■ **What the task asks**
Reproduce every line of the records below word for word, omitting the pictures.

■ **Data in this exercise**
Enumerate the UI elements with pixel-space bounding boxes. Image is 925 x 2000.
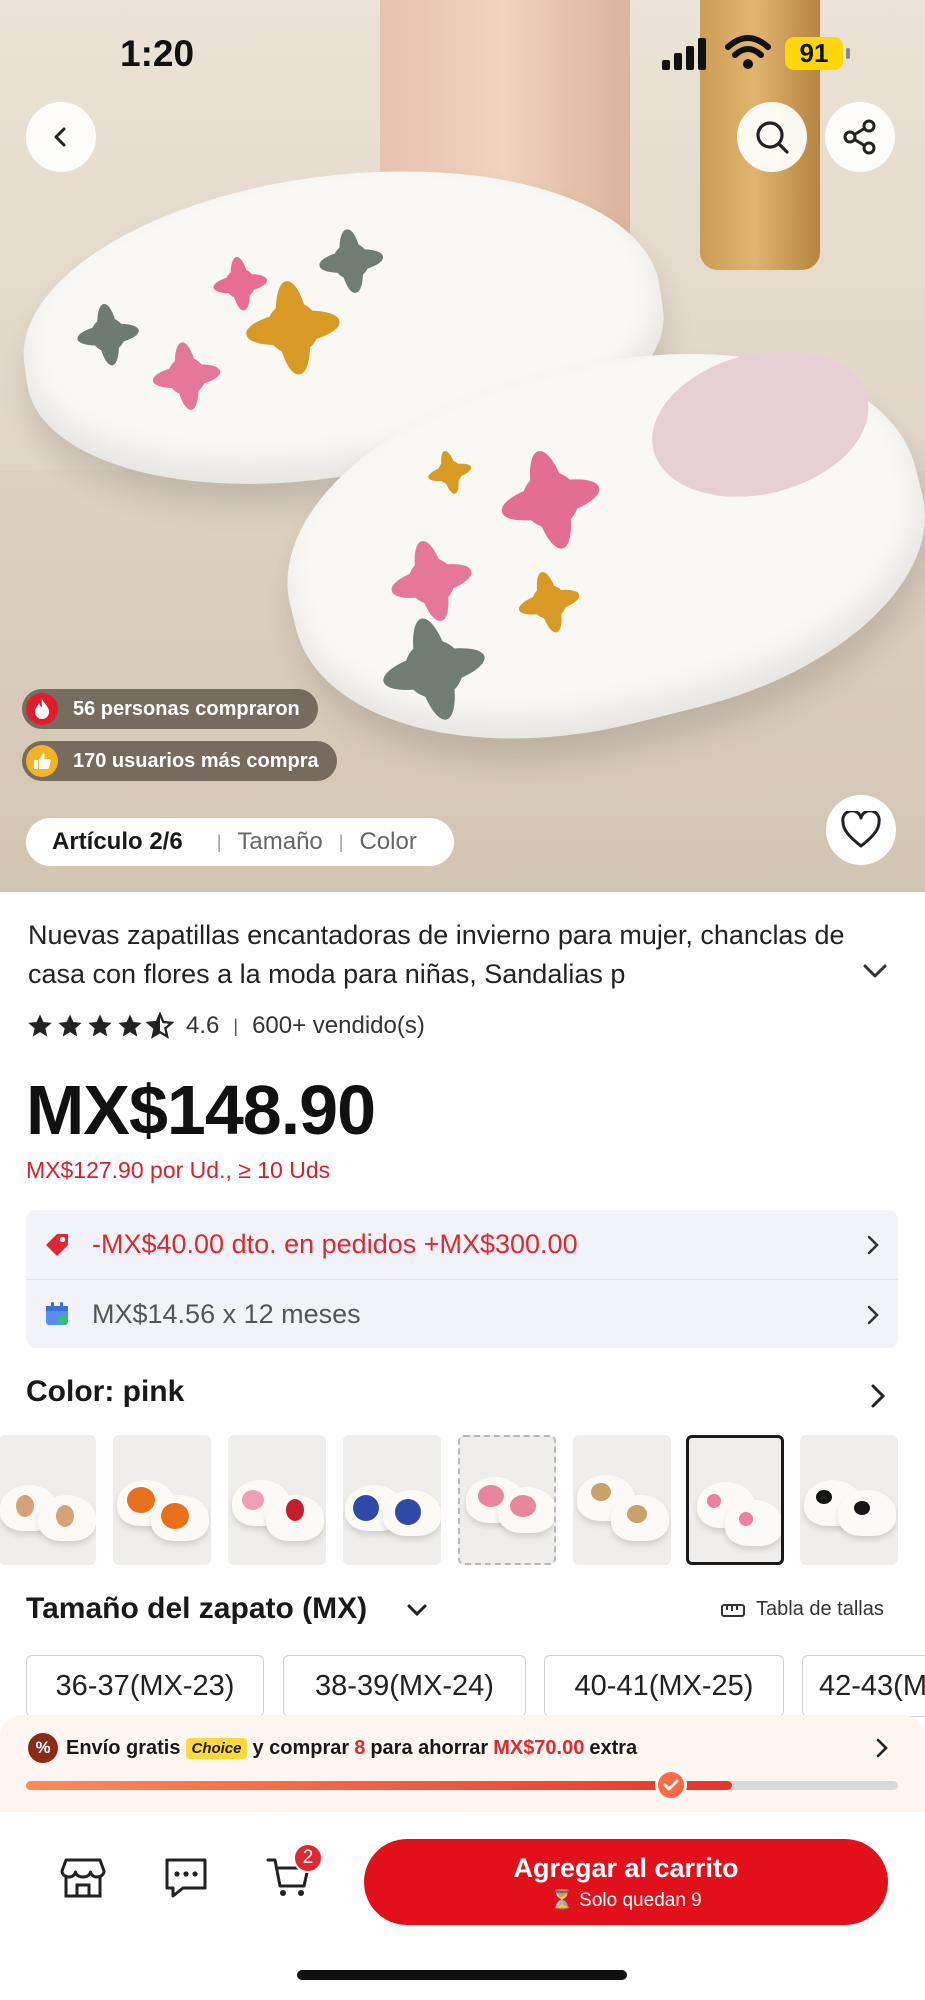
signal-icon (662, 38, 706, 70)
social-proof-bought: 56 personas compraron (22, 689, 318, 729)
calendar-icon (40, 1300, 74, 1328)
social-proof-text: 56 personas compraron (73, 697, 300, 720)
add-to-cart-button[interactable]: Agregar al carrito ⏳ Solo quedan 9 (364, 1839, 888, 1925)
bulk-price: MX$127.90 por Ud., ≥ 10 Uds (26, 1157, 331, 1183)
chevron-left-icon (54, 127, 66, 147)
color-swatch-selected[interactable] (686, 1435, 784, 1565)
social-proof-text: 170 usuarios más compra (73, 749, 319, 772)
ship-suffix: extra (589, 1736, 638, 1759)
chevron-right-icon[interactable] (870, 1383, 886, 1409)
rating-row[interactable]: 4.6 | 600+ vendido(s) (26, 1012, 425, 1040)
fire-icon (26, 693, 58, 725)
heart-icon (841, 811, 881, 848)
ship-middle: y comprar (252, 1736, 350, 1759)
choice-badge: Choice (186, 1737, 247, 1759)
chat-icon[interactable] (163, 1856, 209, 1900)
thumbs-up-icon (26, 745, 58, 777)
home-indicator[interactable] (297, 1970, 627, 1980)
size-option[interactable]: 40-41(MX-25) (544, 1655, 784, 1717)
star-icon (58, 1014, 82, 1037)
ship-middle2: para ahorrar (370, 1736, 489, 1759)
color-swatch[interactable] (343, 1435, 441, 1565)
color-label: Color: pink (26, 1375, 185, 1408)
half-star-icon (146, 1012, 174, 1039)
promo-box: -MX$40.00 dto. en pedidos +MX$300.00 MX$… (26, 1210, 898, 1348)
chevron-right-icon (876, 1738, 888, 1758)
back-button[interactable] (26, 102, 96, 172)
color-swatch[interactable] (573, 1435, 671, 1565)
ship-prefix: Envío gratis (66, 1736, 181, 1759)
installments-text: MX$14.56 x 12 meses (92, 1298, 361, 1329)
article-counter: Artículo 2/6 (52, 828, 183, 855)
percent-badge-icon: % (28, 1733, 58, 1763)
wifi-icon (725, 35, 771, 69)
size-option[interactable]: 42-43(MX-26) (802, 1655, 925, 1717)
product-image[interactable]: 1:20 91 56 personas compraron 170 usuari… (0, 0, 925, 892)
star-icon (118, 1014, 142, 1037)
share-button[interactable] (825, 102, 895, 172)
separator: | (338, 831, 344, 852)
star-rating (26, 1012, 174, 1040)
size-option[interactable]: 38-39(MX-24) (283, 1655, 526, 1717)
share-icon (843, 119, 876, 155)
star-icon (88, 1014, 112, 1037)
store-icon[interactable] (60, 1856, 106, 1900)
ruler-icon (721, 1603, 745, 1617)
coupon-tag-icon (40, 1231, 74, 1259)
status-time: 1:20 (120, 33, 195, 74)
chevron-right-icon (867, 1235, 879, 1255)
tab-color[interactable]: Color (359, 828, 416, 856)
tab-size[interactable]: Tamaño (237, 828, 322, 856)
search-button[interactable] (737, 102, 807, 172)
rating-value: 4.6 (186, 1012, 220, 1039)
add-to-cart-label: Agregar al carrito (513, 1852, 739, 1883)
free-shipping-text: % Envío gratis Choice y comprar 8 para a… (28, 1733, 637, 1763)
search-icon (756, 121, 789, 154)
sold-count: 600+ vendido(s) (252, 1012, 425, 1039)
size-label[interactable]: Tamaño del zapato (MX) (26, 1592, 367, 1626)
check-icon (655, 1769, 687, 1801)
size-chart-link[interactable]: Tabla de tallas (720, 1598, 884, 1621)
shipping-progress-fill (26, 1781, 732, 1790)
cart-count-badge: 2 (293, 1843, 323, 1873)
image-nav-pill[interactable]: Artículo 2/6 | Tamaño | Color (26, 818, 454, 866)
color-swatch[interactable] (458, 1435, 556, 1565)
free-shipping-banner[interactable]: % Envío gratis Choice y comprar 8 para a… (0, 1715, 925, 1812)
product-title: Nuevas zapatillas encantadoras de invier… (28, 920, 845, 989)
chevron-down-icon[interactable] (406, 1603, 428, 1617)
battery-indicator: 91 (785, 37, 850, 70)
social-proof-users: 170 usuarios más compra (22, 741, 337, 781)
discount-promo-row[interactable]: -MX$40.00 dto. en pedidos +MX$300.00 (26, 1210, 898, 1279)
separator: | (216, 831, 222, 852)
discount-text: -MX$40.00 dto. en pedidos +MX$300.00 (92, 1229, 578, 1259)
status-bar: 1:20 91 (0, 0, 925, 110)
installments-row[interactable]: MX$14.56 x 12 meses (26, 1279, 898, 1348)
color-swatches (0, 1435, 925, 1565)
size-chart-label: Tabla de tallas (756, 1598, 884, 1620)
color-swatch[interactable] (228, 1435, 326, 1565)
size-option[interactable]: 36-37(MX-23) (26, 1655, 264, 1717)
ship-amount: MX$70.00 (493, 1736, 585, 1759)
color-swatch[interactable] (800, 1435, 898, 1565)
star-icon (28, 1014, 52, 1037)
expand-title-chevron-icon[interactable] (862, 962, 888, 980)
color-swatch[interactable] (0, 1435, 96, 1565)
wishlist-button[interactable] (826, 795, 896, 865)
shipping-progress-track (26, 1769, 898, 1801)
ship-count: 8 (354, 1736, 366, 1759)
stock-remaining: ⏳ Solo quedan 9 (550, 1889, 702, 1911)
separator: | (233, 1015, 239, 1036)
color-swatch[interactable] (113, 1435, 211, 1565)
chevron-right-icon (867, 1305, 879, 1325)
product-price: MX$148.90 (26, 1071, 376, 1149)
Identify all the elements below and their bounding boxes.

■ **Answer to the task**
Enumerate the UI elements with pixel-space bounding boxes. Image is 925 x 2000.
signal-icon (662, 38, 706, 70)
social-proof-bought: 56 personas compraron (22, 689, 318, 729)
calendar-icon (40, 1300, 74, 1328)
social-proof-text: 56 personas compraron (73, 697, 300, 720)
add-to-cart-button[interactable]: Agregar al carrito ⏳ Solo quedan 9 (364, 1839, 888, 1925)
bulk-price: MX$127.90 por Ud., ≥ 10 Uds (26, 1157, 331, 1183)
chevron-left-icon (54, 127, 66, 147)
color-swatch-selected[interactable] (686, 1435, 784, 1565)
social-proof-text: 170 usuarios más compra (73, 749, 319, 772)
ship-suffix: extra (589, 1736, 638, 1759)
chevron-right-icon[interactable] (870, 1383, 886, 1409)
rating-row[interactable]: 4.6 | 600+ vendido(s) (26, 1012, 425, 1040)
fire-icon (26, 693, 58, 725)
heart-icon (841, 811, 881, 848)
ship-middle: y comprar (252, 1736, 350, 1759)
choice-badge: Choice (186, 1737, 247, 1759)
chat-icon[interactable] (163, 1856, 209, 1900)
thumbs-up-icon (26, 745, 58, 777)
home-indicator[interactable] (297, 1970, 627, 1980)
size-option[interactable]: 40-41(MX-25) (544, 1655, 784, 1717)
star-icon (58, 1014, 82, 1037)
ship-middle2: para ahorrar (370, 1736, 489, 1759)
color-swatch[interactable] (343, 1435, 441, 1565)
color-label: Color: pink (26, 1375, 185, 1408)
half-star-icon (146, 1012, 174, 1039)
promo-box: -MX$40.00 dto. en pedidos +MX$300.00 MX$… (26, 1210, 898, 1348)
chevron-right-icon (876, 1738, 888, 1758)
back-button[interactable] (26, 102, 96, 172)
color-swatch[interactable] (573, 1435, 671, 1565)
ship-prefix: Envío gratis (66, 1736, 181, 1759)
installments-text: MX$14.56 x 12 meses (92, 1298, 361, 1329)
article-counter: Artículo 2/6 (52, 828, 183, 855)
percent-badge-icon: % (28, 1733, 58, 1763)
wifi-icon (725, 35, 771, 69)
size-option[interactable]: 42-43(MX-26) (802, 1655, 925, 1717)
product-image[interactable]: 1:20 91 56 personas compraron 170 usuari… (0, 0, 925, 892)
star-icon (118, 1014, 142, 1037)
share-button[interactable] (825, 102, 895, 172)
separator: | (338, 831, 344, 852)
star-rating (26, 1012, 174, 1040)
size-option[interactable]: 38-39(MX-24) (283, 1655, 526, 1717)
share-icon (843, 119, 876, 155)
star-icon (88, 1014, 112, 1037)
store-icon[interactable] (60, 1856, 106, 1900)
ruler-icon (721, 1603, 745, 1617)
coupon-tag-icon (40, 1231, 74, 1259)
status-time: 1:20 (120, 33, 195, 74)
chevron-right-icon (867, 1235, 879, 1255)
tab-color[interactable]: Color (359, 828, 416, 856)
tab-size[interactable]: Tamaño (237, 828, 322, 856)
search-button[interactable] (737, 102, 807, 172)
rating-value: 4.6 (186, 1012, 220, 1039)
add-to-cart-label: Agregar al carrito (513, 1852, 739, 1883)
free-shipping-text: % Envío gratis Choice y comprar 8 para a… (28, 1733, 637, 1763)
search-icon (756, 121, 789, 154)
sold-count: 600+ vendido(s) (252, 1012, 425, 1039)
size-label[interactable]: Tamaño del zapato (MX) (26, 1592, 367, 1626)
check-icon (655, 1769, 687, 1801)
size-chart-link[interactable]: Tabla de tallas (720, 1598, 884, 1621)
shipping-progress-fill (26, 1781, 732, 1790)
cart-count-badge: 2 (293, 1843, 323, 1873)
image-nav-pill[interactable]: Artículo 2/6 | Tamaño | Color (26, 818, 454, 866)
color-swatch[interactable] (458, 1435, 556, 1565)
free-shipping-banner[interactable]: % Envío gratis Choice y comprar 8 para a… (0, 1715, 925, 1812)
product-title: Nuevas zapatillas encantadoras de invier… (28, 920, 845, 989)
chevron-down-icon[interactable] (406, 1603, 428, 1617)
battery-indicator: 91 (785, 37, 850, 70)
social-proof-users: 170 usuarios más compra (22, 741, 337, 781)
discount-promo-row[interactable]: -MX$40.00 dto. en pedidos +MX$300.00 (26, 1210, 898, 1279)
separator: | (216, 831, 222, 852)
discount-text: -MX$40.00 dto. en pedidos +MX$300.00 (92, 1229, 578, 1259)
status-bar: 1:20 91 (0, 0, 925, 110)
installments-row[interactable]: MX$14.56 x 12 meses (26, 1279, 898, 1348)
color-swatches (0, 1435, 925, 1565)
size-chart-label: Tabla de tallas (756, 1598, 884, 1620)
color-swatch[interactable] (228, 1435, 326, 1565)
size-option[interactable]: 36-37(MX-23) (26, 1655, 264, 1717)
ship-amount: MX$70.00 (493, 1736, 585, 1759)
color-swatch[interactable] (800, 1435, 898, 1565)
star-icon (28, 1014, 52, 1037)
expand-title-chevron-icon[interactable] (862, 962, 888, 980)
color-swatch[interactable] (0, 1435, 96, 1565)
wishlist-button[interactable] (826, 795, 896, 865)
shipping-progress-track (26, 1769, 898, 1801)
ship-count: 8 (354, 1736, 366, 1759)
stock-remaining: ⏳ Solo quedan 9 (550, 1889, 702, 1911)
separator: | (233, 1015, 239, 1036)
color-swatch[interactable] (113, 1435, 211, 1565)
chevron-right-icon (867, 1305, 879, 1325)
product-price: MX$148.90 (26, 1071, 376, 1149)
Identify all the elements below and their bounding boxes.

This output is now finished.